• [WRITTEN EXERCISE]: Transcribe each record below word for word.

Stored data
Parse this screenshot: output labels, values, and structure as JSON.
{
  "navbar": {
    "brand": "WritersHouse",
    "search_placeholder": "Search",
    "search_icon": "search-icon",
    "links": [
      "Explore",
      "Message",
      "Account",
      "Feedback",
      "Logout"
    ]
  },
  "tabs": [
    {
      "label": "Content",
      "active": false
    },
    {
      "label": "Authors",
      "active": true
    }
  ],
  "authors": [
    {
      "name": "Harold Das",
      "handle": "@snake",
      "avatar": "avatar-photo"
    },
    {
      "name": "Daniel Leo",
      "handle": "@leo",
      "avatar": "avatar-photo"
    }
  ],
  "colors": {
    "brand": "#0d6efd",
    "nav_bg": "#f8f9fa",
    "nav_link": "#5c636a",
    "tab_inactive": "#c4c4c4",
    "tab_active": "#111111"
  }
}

• [EXPECTED OUTPUT]:
Parse this screenshot: output labels, values, and structure as JSON.
{
  "navbar": {
    "brand": "WritersHouse",
    "search_placeholder": "Search",
    "search_icon": "search-icon",
    "links": [
      "Explore",
      "Message",
      "Account",
      "Feedback",
      "Logout"
    ]
  },
  "tabs": [
    {
      "label": "Content",
      "active": false
    },
    {
      "label": "Authors",
      "active": true
    }
  ],
  "authors": [
    {
      "name": "Harold Das",
      "handle": "@snake",
      "avatar": "avatar-photo"
    },
    {
      "name": "Daniel Leo",
      "handle": "@leo",
      "avatar": "avatar-photo"
    }
  ],
  "colors": {
    "brand": "#0d6efd",
    "nav_bg": "#f8f9fa",
    "nav_link": "#5c636a",
    "tab_inactive": "#c4c4c4",
    "tab_active": "#111111"
  }
}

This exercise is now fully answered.